- OBJECTIVE -
Copy the records that follow exactly as written, but not their pictures.

- WORKING DATA -

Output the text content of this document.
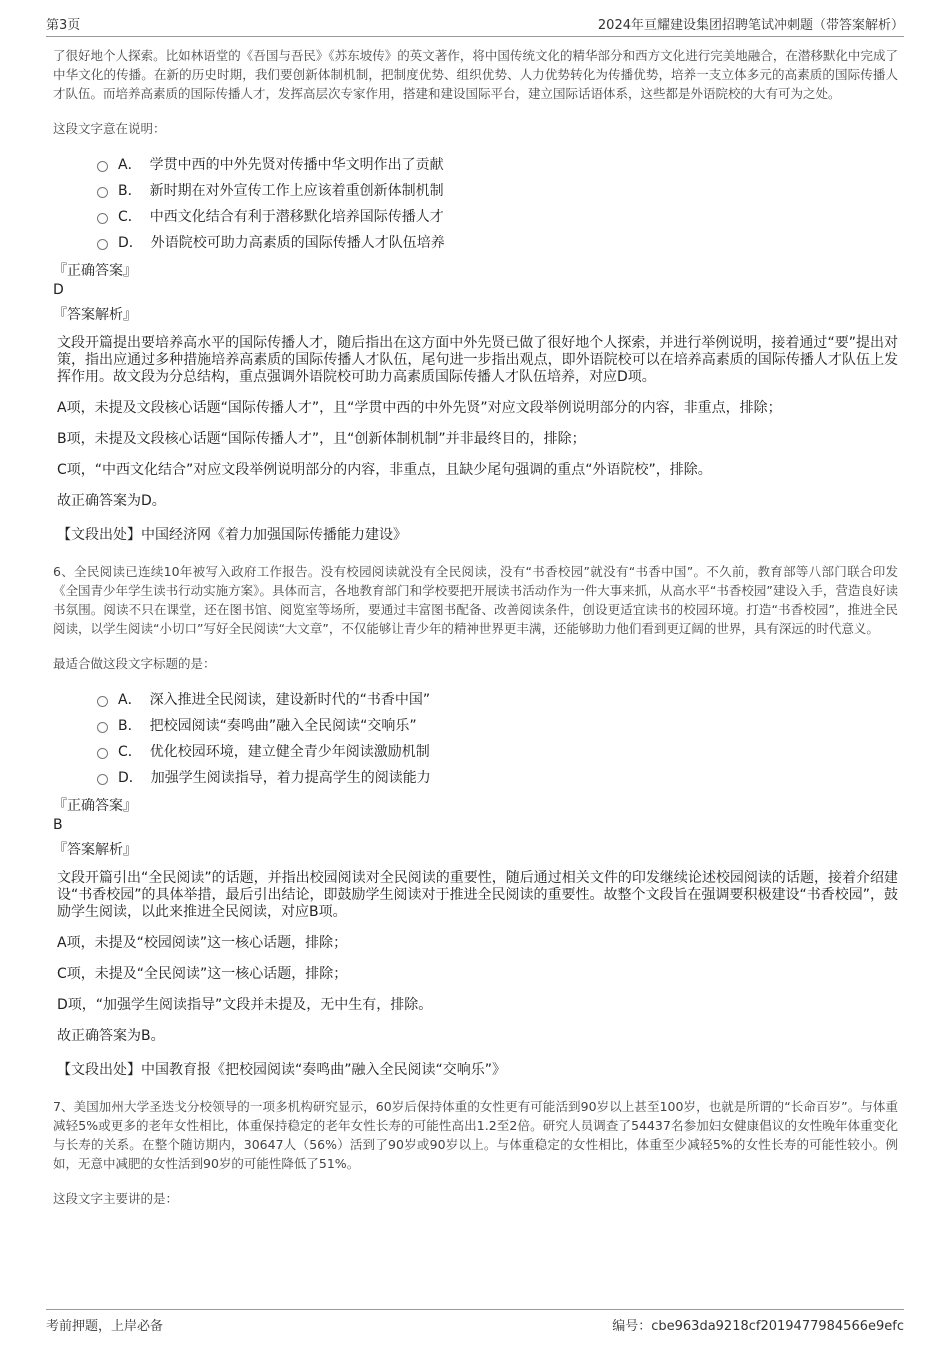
第3页	2024年亘耀建设集团招聘笔试冲刺题（带答案解析）

了很好地个人探索。比如林语堂的《吾国与吾民》《苏东坡传》的英文著作，将中国传统文化的精华部分和西方文化进行完美地融合，在潜移默化中完成了中华文化的传播。在新的历史时期，我们要创新体制机制，把制度优势、组织优势、人力优势转化为传播优势，培养一支立体多元的高素质的国际传播人才队伍。而培养高素质的国际传播人才，发挥高层次专家作用，搭建和建设国际平台，建立国际话语体系，这些都是外语院校的大有可为之处。

这段文字意在说明：
A． 学贯中西的中外先贤对传播中华文明作出了贡献
B． 新时期在对外宣传工作上应该着重创新体制机制
C． 中西文化结合有利于潜移默化培养国际传播人才
D． 外语院校可助力高素质的国际传播人才队伍培养
『正确答案』
D
『答案解析』

文段开篇提出要培养高水平的国际传播人才，随后指出在这方面中外先贤已做了很好地个人探索，并进行举例说明，接着通过“要”提出对策，指出应通过多种措施培养高素质的国际传播人才队伍，尾句进一步指出观点，即外语院校可以在培养高素质的国际传播人才队伍上发挥作用。故文段为分总结构，重点强调外语院校可助力高素质国际传播人才队伍培养，对应D项。

A项，未提及文段核心话题“国际传播人才”，且“学贯中西的中外先贤”对应文段举例说明部分的内容，非重点，排除；

B项，未提及文段核心话题“国际传播人才”，且“创新体制机制”并非最终目的，排除；

C项，“中西文化结合”对应文段举例说明部分的内容，非重点，且缺少尾句强调的重点“外语院校”，排除。

故正确答案为D。

【文段出处】中国经济网《着力加强国际传播能力建设》

6、全民阅读已连续10年被写入政府工作报告。没有校园阅读就没有全民阅读，没有“书香校园”就没有“书香中国”。不久前，教育部等八部门联合印发《全国青少年学生读书行动实施方案》。具体而言，各地教育部门和学校要把开展读书活动作为一件大事来抓，从高水平“书香校园”建设入手，营造良好读书氛围。阅读不只在课堂，还在图书馆、阅览室等场所，要通过丰富图书配备、改善阅读条件，创设更适宜读书的校园环境。打造“书香校园”，推进全民阅读，以学生阅读“小切口”写好全民阅读“大文章”，不仅能够让青少年的精神世界更丰满，还能够助力他们看到更辽阔的世界，具有深远的时代意义。

最适合做这段文字标题的是：
A． 深入推进全民阅读，建设新时代的“书香中国”
B． 把校园阅读“奏鸣曲”融入全民阅读“交响乐”
C． 优化校园环境，建立健全青少年阅读激励机制
D． 加强学生阅读指导，着力提高学生的阅读能力
『正确答案』
B
『答案解析』

文段开篇引出“全民阅读”的话题，并指出校园阅读对全民阅读的重要性，随后通过相关文件的印发继续论述校园阅读的话题，接着介绍建设“书香校园”的具体举措，最后引出结论，即鼓励学生阅读对于推进全民阅读的重要性。故整个文段旨在强调要积极建设“书香校园”，鼓励学生阅读，以此来推进全民阅读，对应B项。

A项，未提及“校园阅读”这一核心话题，排除；

C项，未提及“全民阅读”这一核心话题，排除；

D项，“加强学生阅读指导”文段并未提及，无中生有，排除。

故正确答案为B。

【文段出处】中国教育报《把校园阅读“奏鸣曲”融入全民阅读“交响乐”》

7、美国加州大学圣迭戈分校领导的一项多机构研究显示，60岁后保持体重的女性更有可能活到90岁以上甚至100岁，也就是所谓的“长命百岁”。与体重减轻5%或更多的老年女性相比，体重保持稳定的老年女性长寿的可能性高出1.2至2倍。研究人员调查了54437名参加妇女健康倡议的女性晚年体重变化与长寿的关系。在整个随访期内，30647人（56%）活到了90岁或90岁以上。与体重稳定的女性相比，体重至少减轻5%的女性长寿的可能性较小。例如，无意中减肥的女性活到90岁的可能性降低了51%。

这段文字主要讲的是：
考前押题，上岸必备	编号：cbe963da9218cf2019477984566e9efc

- RESPONSE BELOW -
Output the text content of this document.
第3页	2024年亘耀建设集团招聘笔试冲刺题（带答案解析）

了很好地个人探索。比如林语堂的《吾国与吾民》《苏东坡传》的英文著作，将中国传统文化的精华部分和西方文化进行完美地融合，在潜移默化中完成了中华文化的传播。在新的历史时期，我们要创新体制机制，把制度优势、组织优势、人力优势转化为传播优势，培养一支立体多元的高素质的国际传播人才队伍。而培养高素质的国际传播人才，发挥高层次专家作用，搭建和建设国际平台，建立国际话语体系，这些都是外语院校的大有可为之处。

这段文字意在说明：
A． 学贯中西的中外先贤对传播中华文明作出了贡献
B． 新时期在对外宣传工作上应该着重创新体制机制
C． 中西文化结合有利于潜移默化培养国际传播人才
D． 外语院校可助力高素质的国际传播人才队伍培养
『正确答案』
D
『答案解析』

文段开篇提出要培养高水平的国际传播人才，随后指出在这方面中外先贤已做了很好地个人探索，并进行举例说明，接着通过“要”提出对策，指出应通过多种措施培养高素质的国际传播人才队伍，尾句进一步指出观点，即外语院校可以在培养高素质的国际传播人才队伍上发挥作用。故文段为分总结构，重点强调外语院校可助力高素质国际传播人才队伍培养，对应D项。

A项，未提及文段核心话题“国际传播人才”，且“学贯中西的中外先贤”对应文段举例说明部分的内容，非重点，排除；

B项，未提及文段核心话题“国际传播人才”，且“创新体制机制”并非最终目的，排除；

C项，“中西文化结合”对应文段举例说明部分的内容，非重点，且缺少尾句强调的重点“外语院校”，排除。

故正确答案为D。

【文段出处】中国经济网《着力加强国际传播能力建设》

6、全民阅读已连续10年被写入政府工作报告。没有校园阅读就没有全民阅读，没有“书香校园”就没有“书香中国”。不久前，教育部等八部门联合印发《全国青少年学生读书行动实施方案》。具体而言，各地教育部门和学校要把开展读书活动作为一件大事来抓，从高水平“书香校园”建设入手，营造良好读书氛围。阅读不只在课堂，还在图书馆、阅览室等场所，要通过丰富图书配备、改善阅读条件，创设更适宜读书的校园环境。打造“书香校园”，推进全民阅读，以学生阅读“小切口”写好全民阅读“大文章”，不仅能够让青少年的精神世界更丰满，还能够助力他们看到更辽阔的世界，具有深远的时代意义。

最适合做这段文字标题的是：
A． 深入推进全民阅读，建设新时代的“书香中国”
B． 把校园阅读“奏鸣曲”融入全民阅读“交响乐”
C． 优化校园环境，建立健全青少年阅读激励机制
D． 加强学生阅读指导，着力提高学生的阅读能力
『正确答案』
B
『答案解析』

文段开篇引出“全民阅读”的话题，并指出校园阅读对全民阅读的重要性，随后通过相关文件的印发继续论述校园阅读的话题，接着介绍建设“书香校园”的具体举措，最后引出结论，即鼓励学生阅读对于推进全民阅读的重要性。故整个文段旨在强调要积极建设“书香校园”，鼓励学生阅读，以此来推进全民阅读，对应B项。

A项，未提及“校园阅读”这一核心话题，排除；

C项，未提及“全民阅读”这一核心话题，排除；

D项，“加强学生阅读指导”文段并未提及，无中生有，排除。

故正确答案为B。

【文段出处】中国教育报《把校园阅读“奏鸣曲”融入全民阅读“交响乐”》

7、美国加州大学圣迭戈分校领导的一项多机构研究显示，60岁后保持体重的女性更有可能活到90岁以上甚至100岁，也就是所谓的“长命百岁”。与体重减轻5%或更多的老年女性相比，体重保持稳定的老年女性长寿的可能性高出1.2至2倍。研究人员调查了54437名参加妇女健康倡议的女性晚年体重变化与长寿的关系。在整个随访期内，30647人（56%）活到了90岁或90岁以上。与体重稳定的女性相比，体重至少减轻5%的女性长寿的可能性较小。例如，无意中减肥的女性活到90岁的可能性降低了51%。

这段文字主要讲的是：
考前押题，上岸必备	编号：cbe963da9218cf2019477984566e9efc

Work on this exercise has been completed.